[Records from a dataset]
--------

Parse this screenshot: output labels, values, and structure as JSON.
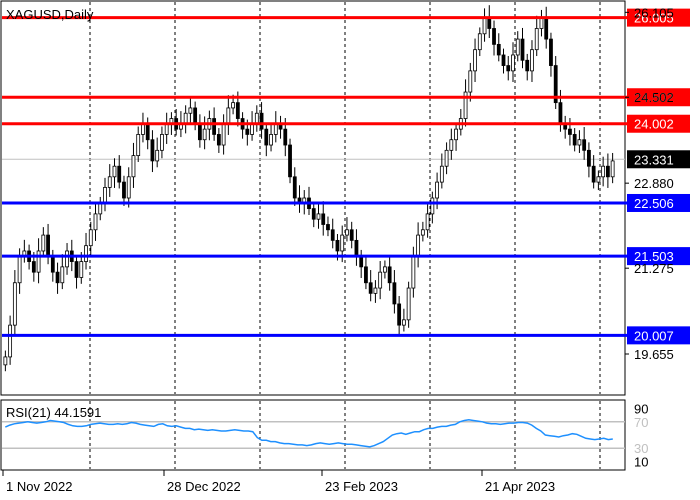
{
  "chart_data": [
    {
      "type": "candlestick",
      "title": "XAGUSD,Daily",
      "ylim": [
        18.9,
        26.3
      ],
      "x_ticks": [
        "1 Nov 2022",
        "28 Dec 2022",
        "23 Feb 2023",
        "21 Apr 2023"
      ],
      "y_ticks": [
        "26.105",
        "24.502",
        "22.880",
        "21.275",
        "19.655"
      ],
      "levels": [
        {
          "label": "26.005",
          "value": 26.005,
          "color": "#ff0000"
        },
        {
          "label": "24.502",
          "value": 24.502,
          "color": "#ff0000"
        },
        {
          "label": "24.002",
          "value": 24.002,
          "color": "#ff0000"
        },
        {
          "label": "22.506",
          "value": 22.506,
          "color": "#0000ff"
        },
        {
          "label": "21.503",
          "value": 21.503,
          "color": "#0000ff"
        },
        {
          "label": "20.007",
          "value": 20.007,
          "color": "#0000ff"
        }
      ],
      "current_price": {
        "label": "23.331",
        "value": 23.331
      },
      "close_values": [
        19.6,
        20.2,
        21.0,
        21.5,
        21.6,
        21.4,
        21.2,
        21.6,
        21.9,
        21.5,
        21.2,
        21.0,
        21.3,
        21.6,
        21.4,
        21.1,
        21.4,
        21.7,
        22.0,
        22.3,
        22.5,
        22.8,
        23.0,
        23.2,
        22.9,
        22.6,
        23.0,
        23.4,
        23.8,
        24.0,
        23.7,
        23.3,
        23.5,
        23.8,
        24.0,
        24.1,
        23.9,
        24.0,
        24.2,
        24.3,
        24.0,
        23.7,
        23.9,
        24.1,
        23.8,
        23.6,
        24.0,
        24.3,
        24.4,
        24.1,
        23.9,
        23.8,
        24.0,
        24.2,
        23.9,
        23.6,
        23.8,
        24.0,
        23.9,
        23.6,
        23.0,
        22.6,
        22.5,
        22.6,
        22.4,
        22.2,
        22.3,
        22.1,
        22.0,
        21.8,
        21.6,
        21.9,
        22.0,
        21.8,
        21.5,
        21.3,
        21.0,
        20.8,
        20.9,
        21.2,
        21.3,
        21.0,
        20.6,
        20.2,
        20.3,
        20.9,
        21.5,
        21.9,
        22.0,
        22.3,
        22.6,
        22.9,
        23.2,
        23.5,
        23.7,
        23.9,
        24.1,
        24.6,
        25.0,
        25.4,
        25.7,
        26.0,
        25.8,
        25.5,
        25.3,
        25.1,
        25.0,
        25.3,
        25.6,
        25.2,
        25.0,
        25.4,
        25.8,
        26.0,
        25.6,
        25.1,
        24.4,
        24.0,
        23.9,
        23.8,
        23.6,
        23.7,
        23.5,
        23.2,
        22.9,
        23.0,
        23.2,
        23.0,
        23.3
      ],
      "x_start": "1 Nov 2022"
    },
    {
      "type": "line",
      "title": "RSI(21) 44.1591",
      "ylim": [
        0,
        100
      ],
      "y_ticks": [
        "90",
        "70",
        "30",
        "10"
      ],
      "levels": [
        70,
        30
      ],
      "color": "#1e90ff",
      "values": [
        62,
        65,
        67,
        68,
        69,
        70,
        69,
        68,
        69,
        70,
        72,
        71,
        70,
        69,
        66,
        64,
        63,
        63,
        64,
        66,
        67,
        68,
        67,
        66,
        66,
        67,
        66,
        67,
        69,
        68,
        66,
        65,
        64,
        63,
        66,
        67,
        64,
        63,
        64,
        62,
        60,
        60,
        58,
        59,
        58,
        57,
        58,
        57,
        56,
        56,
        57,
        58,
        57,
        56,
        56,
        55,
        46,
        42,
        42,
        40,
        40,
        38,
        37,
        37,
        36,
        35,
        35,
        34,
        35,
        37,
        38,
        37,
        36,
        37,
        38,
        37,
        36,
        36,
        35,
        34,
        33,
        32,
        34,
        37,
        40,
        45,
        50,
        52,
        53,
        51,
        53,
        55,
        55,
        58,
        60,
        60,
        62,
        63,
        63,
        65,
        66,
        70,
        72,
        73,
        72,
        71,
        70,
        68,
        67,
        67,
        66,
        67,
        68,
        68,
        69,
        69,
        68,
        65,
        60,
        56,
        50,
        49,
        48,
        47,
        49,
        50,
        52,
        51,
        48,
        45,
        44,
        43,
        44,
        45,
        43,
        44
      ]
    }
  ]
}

--------

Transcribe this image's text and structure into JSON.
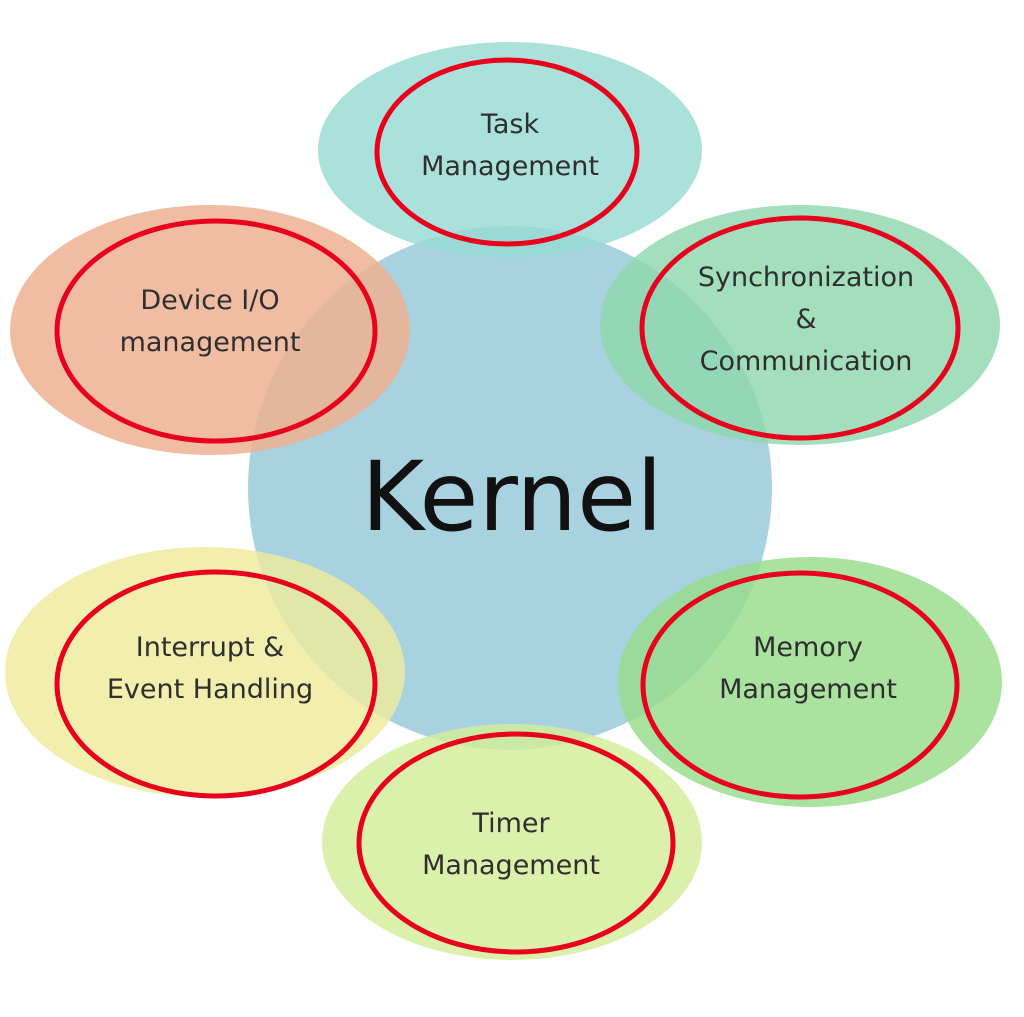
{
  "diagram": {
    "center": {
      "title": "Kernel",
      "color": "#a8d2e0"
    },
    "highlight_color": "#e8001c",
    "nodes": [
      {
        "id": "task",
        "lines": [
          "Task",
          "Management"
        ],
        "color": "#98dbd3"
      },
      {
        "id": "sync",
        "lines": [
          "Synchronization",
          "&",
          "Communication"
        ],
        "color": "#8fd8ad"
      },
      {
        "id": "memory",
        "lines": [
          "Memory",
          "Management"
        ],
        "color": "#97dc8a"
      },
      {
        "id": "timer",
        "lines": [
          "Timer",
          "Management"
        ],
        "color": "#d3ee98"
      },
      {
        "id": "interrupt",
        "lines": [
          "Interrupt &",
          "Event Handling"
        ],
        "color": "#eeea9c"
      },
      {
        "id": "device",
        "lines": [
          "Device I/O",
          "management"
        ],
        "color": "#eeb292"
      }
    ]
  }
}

--------

## INSTRUCTIONS FOR THE TASK:
List every line in the records above that contains the word "this".

## THE SOLUTION:
Parse this screenshot: output labels, values, and structure as JSON.
Transcribe this image's text and structure into JSON.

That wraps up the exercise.